CHALLENGE:
Each line that holds the word "tout" is to be identified and copied.

DATASET CONTENT:
'''
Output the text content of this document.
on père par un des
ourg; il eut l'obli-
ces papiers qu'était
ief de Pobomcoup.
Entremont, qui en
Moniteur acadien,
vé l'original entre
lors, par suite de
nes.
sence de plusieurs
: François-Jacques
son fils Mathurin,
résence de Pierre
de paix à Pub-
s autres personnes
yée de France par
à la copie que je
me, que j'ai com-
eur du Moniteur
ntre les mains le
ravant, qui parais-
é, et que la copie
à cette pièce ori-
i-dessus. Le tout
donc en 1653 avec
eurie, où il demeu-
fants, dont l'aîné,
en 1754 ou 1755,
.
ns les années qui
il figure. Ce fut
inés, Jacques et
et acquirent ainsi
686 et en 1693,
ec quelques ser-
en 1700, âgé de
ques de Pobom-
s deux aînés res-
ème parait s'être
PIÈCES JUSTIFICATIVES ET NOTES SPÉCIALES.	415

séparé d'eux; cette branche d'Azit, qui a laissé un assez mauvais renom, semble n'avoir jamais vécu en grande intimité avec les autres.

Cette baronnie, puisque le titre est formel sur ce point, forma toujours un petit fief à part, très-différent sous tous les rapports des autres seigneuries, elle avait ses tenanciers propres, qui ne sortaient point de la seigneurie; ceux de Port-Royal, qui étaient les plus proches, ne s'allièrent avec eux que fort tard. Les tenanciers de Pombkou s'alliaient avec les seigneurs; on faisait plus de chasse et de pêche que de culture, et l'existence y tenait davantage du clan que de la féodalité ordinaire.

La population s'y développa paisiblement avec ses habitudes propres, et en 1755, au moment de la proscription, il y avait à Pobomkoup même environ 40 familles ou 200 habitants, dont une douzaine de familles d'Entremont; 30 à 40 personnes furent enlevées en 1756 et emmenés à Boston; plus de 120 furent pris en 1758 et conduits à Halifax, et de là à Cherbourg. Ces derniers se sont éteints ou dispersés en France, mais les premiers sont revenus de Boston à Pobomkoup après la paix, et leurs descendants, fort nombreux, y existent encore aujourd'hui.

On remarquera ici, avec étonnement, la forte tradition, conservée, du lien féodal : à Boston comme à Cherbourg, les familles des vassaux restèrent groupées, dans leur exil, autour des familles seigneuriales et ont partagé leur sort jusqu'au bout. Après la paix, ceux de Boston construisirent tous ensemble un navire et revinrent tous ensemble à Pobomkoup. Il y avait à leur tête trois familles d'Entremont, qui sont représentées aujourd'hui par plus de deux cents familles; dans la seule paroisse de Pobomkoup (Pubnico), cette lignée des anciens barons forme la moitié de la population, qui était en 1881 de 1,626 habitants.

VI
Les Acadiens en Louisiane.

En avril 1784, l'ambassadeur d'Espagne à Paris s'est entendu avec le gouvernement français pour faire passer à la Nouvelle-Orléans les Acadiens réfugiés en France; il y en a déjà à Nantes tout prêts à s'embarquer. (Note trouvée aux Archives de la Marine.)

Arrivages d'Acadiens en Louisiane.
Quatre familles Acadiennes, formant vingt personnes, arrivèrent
'''
'''
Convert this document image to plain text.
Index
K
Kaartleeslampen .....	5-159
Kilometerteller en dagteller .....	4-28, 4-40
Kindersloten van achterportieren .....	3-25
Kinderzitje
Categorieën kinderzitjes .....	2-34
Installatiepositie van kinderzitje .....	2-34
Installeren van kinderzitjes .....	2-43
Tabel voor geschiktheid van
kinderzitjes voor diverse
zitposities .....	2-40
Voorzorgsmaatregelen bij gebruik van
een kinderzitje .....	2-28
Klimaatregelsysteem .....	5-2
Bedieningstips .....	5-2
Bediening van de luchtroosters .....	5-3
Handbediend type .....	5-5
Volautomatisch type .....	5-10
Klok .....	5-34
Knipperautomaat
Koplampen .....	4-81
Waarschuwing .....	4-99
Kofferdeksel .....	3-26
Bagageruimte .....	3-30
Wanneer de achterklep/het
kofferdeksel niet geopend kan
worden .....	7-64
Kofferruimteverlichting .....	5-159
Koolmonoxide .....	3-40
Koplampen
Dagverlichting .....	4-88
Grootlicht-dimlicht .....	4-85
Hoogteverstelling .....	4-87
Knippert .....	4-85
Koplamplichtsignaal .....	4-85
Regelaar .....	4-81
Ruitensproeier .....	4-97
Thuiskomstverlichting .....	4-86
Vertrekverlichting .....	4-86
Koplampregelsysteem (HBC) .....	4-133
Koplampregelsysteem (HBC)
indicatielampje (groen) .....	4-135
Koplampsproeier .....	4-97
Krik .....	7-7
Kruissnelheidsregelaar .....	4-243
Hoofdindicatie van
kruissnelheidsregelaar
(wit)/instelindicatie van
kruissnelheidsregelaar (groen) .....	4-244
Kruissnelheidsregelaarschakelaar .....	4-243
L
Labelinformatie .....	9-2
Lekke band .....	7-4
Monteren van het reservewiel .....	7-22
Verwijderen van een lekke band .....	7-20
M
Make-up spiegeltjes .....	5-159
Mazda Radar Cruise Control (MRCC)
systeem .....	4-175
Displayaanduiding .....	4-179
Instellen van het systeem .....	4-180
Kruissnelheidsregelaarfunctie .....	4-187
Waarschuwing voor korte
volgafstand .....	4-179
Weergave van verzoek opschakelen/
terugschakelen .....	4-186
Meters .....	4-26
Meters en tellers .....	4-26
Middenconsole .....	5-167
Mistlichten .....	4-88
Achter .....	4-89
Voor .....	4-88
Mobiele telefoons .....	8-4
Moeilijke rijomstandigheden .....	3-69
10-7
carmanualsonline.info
'''
'''
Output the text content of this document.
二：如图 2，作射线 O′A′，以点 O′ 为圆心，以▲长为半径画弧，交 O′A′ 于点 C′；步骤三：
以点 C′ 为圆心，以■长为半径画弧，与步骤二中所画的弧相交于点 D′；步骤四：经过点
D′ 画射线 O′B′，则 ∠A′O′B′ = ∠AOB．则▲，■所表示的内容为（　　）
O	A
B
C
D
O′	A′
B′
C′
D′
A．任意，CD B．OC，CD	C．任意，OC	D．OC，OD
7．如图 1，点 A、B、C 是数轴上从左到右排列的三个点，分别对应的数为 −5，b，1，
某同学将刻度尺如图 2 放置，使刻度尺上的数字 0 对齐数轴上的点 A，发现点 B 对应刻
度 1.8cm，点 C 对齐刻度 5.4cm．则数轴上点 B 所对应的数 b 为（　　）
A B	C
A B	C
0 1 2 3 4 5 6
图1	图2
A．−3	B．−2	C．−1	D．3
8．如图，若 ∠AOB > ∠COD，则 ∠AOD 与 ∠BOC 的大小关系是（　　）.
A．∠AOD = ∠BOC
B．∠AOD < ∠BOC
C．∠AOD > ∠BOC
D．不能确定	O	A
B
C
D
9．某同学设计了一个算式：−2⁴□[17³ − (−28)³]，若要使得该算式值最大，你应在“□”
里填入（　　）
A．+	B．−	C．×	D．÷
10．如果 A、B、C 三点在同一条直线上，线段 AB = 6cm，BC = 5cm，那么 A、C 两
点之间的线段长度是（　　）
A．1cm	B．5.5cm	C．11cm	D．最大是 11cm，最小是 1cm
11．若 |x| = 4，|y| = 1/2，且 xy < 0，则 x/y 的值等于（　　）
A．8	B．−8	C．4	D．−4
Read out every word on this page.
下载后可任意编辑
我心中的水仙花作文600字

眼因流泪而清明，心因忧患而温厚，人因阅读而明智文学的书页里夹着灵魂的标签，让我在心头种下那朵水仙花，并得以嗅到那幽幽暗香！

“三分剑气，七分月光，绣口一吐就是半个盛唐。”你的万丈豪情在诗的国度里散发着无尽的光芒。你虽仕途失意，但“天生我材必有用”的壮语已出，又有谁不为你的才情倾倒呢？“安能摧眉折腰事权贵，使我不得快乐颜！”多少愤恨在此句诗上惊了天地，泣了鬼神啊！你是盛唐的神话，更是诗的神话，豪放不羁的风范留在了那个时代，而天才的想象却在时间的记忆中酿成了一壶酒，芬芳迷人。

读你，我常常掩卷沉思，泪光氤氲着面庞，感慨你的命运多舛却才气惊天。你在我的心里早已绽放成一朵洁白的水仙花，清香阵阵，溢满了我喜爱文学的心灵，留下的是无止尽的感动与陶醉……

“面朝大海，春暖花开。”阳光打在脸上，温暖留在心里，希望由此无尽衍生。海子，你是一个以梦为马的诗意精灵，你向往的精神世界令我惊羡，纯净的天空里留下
'''
SOLUTION TO THIS TASK:
i-dessus. Le tout
En avril 1784, l'ambassadeur d'Espagne à Paris s'est entendu avec le gouvernement français pour faire passer à la Nouvelle-Orléans les Acadiens réfugiés en France; il y en a déjà à Nantes tout prêts à s'embarquer. (Note trouvée aux Archives de la Marine.)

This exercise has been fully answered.